***** EXTRACTED RECORDS *****

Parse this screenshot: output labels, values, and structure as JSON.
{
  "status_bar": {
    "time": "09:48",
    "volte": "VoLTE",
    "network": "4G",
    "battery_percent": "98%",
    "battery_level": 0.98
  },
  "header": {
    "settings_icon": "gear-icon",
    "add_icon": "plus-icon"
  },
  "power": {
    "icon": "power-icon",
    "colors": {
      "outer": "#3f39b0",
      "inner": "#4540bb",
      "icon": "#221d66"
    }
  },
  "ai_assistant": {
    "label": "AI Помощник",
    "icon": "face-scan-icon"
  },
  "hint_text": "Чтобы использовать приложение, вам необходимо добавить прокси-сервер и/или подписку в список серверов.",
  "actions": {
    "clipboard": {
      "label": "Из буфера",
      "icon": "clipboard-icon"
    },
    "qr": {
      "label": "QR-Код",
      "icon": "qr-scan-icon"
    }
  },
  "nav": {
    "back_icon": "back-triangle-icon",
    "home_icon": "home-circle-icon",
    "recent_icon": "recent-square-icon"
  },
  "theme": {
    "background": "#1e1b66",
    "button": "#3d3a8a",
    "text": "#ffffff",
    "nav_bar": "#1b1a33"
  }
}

*****

TO BE DONE:
Find all lines with "icon" in them and copy each one.

RESULT:
    "settings_icon": "gear-icon",
    "add_icon": "plus-icon"
    "icon": "power-icon",
      "icon": "#221d66"
    "icon": "face-scan-icon"
      "icon": "clipboard-icon"
      "icon": "qr-scan-icon"
    "back_icon": "back-triangle-icon",
    "home_icon": "home-circle-icon",
    "recent_icon": "recent-square-icon"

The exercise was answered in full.